REQUIRED TASK:
Every record must be repeated exactly, with no omission.

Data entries
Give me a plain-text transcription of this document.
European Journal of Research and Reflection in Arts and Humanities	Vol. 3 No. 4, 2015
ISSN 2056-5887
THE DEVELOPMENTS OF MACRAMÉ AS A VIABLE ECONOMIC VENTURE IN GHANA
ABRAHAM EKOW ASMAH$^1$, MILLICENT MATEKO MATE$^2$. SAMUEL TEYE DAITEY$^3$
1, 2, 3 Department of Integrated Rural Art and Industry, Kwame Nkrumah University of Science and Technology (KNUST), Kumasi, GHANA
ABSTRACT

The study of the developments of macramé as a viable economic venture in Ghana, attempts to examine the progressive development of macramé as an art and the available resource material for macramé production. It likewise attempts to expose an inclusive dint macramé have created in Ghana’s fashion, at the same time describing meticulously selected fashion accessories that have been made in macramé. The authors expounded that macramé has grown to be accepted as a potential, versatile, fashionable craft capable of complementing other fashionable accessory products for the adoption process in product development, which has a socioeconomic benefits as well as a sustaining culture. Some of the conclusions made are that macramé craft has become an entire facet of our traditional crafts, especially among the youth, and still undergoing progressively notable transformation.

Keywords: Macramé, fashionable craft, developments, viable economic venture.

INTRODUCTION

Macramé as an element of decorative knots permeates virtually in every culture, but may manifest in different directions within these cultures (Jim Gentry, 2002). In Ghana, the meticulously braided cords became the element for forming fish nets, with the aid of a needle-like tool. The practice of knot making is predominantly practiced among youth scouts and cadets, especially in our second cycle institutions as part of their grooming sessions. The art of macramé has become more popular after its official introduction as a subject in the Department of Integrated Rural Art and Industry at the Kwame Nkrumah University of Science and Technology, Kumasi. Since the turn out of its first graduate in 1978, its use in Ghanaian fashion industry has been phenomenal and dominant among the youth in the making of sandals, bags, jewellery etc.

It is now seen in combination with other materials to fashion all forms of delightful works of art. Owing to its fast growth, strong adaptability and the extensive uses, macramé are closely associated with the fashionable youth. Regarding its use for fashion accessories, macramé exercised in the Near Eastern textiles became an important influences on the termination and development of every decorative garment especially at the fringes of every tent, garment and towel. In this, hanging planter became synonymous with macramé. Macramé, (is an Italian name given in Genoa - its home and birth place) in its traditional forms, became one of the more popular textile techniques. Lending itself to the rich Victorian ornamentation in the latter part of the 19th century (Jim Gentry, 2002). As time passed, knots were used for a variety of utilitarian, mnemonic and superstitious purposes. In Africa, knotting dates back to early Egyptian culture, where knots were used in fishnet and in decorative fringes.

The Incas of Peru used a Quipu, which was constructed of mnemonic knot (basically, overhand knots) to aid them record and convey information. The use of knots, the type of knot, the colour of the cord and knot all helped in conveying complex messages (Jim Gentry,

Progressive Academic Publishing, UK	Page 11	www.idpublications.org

SOLVED EXERCISE:
Give me a plain-text transcription of this document.
European Journal of Research and Reflection in Arts and Humanities	Vol. 3 No. 4, 2015
ISSN 2056-5887
THE DEVELOPMENTS OF MACRAMÉ AS A VIABLE ECONOMIC VENTURE IN GHANA
ABRAHAM EKOW ASMAH$^1$, MILLICENT MATEKO MATE$^2$. SAMUEL TEYE DAITEY$^3$
1, 2, 3 Department of Integrated Rural Art and Industry, Kwame Nkrumah University of Science and Technology (KNUST), Kumasi, GHANA
ABSTRACT

The study of the developments of macramé as a viable economic venture in Ghana, attempts to examine the progressive development of macramé as an art and the available resource material for macramé production. It likewise attempts to expose an inclusive dint macramé have created in Ghana’s fashion, at the same time describing meticulously selected fashion accessories that have been made in macramé. The authors expounded that macramé has grown to be accepted as a potential, versatile, fashionable craft capable of complementing other fashionable accessory products for the adoption process in product development, which has a socioeconomic benefits as well as a sustaining culture. Some of the conclusions made are that macramé craft has become an entire facet of our traditional crafts, especially among the youth, and still undergoing progressively notable transformation.

Keywords: Macramé, fashionable craft, developments, viable economic venture.

INTRODUCTION

Macramé as an element of decorative knots permeates virtually in every culture, but may manifest in different directions within these cultures (Jim Gentry, 2002). In Ghana, the meticulously braided cords became the element for forming fish nets, with the aid of a needle-like tool. The practice of knot making is predominantly practiced among youth scouts and cadets, especially in our second cycle institutions as part of their grooming sessions. The art of macramé has become more popular after its official introduction as a subject in the Department of Integrated Rural Art and Industry at the Kwame Nkrumah University of Science and Technology, Kumasi. Since the turn out of its first graduate in 1978, its use in Ghanaian fashion industry has been phenomenal and dominant among the youth in the making of sandals, bags, jewellery etc.

It is now seen in combination with other materials to fashion all forms of delightful works of art. Owing to its fast growth, strong adaptability and the extensive uses, macramé are closely associated with the fashionable youth. Regarding its use for fashion accessories, macramé exercised in the Near Eastern textiles became an important influences on the termination and development of every decorative garment especially at the fringes of every tent, garment and towel. In this, hanging planter became synonymous with macramé. Macramé, (is an Italian name given in Genoa - its home and birth place) in its traditional forms, became one of the more popular textile techniques. Lending itself to the rich Victorian ornamentation in the latter part of the 19th century (Jim Gentry, 2002). As time passed, knots were used for a variety of utilitarian, mnemonic and superstitious purposes. In Africa, knotting dates back to early Egyptian culture, where knots were used in fishnet and in decorative fringes.

The Incas of Peru used a Quipu, which was constructed of mnemonic knot (basically, overhand knots) to aid them record and convey information. The use of knots, the type of knot, the colour of the cord and knot all helped in conveying complex messages (Jim Gentry,

Progressive Academic Publishing, UK	Page 11	www.idpublications.org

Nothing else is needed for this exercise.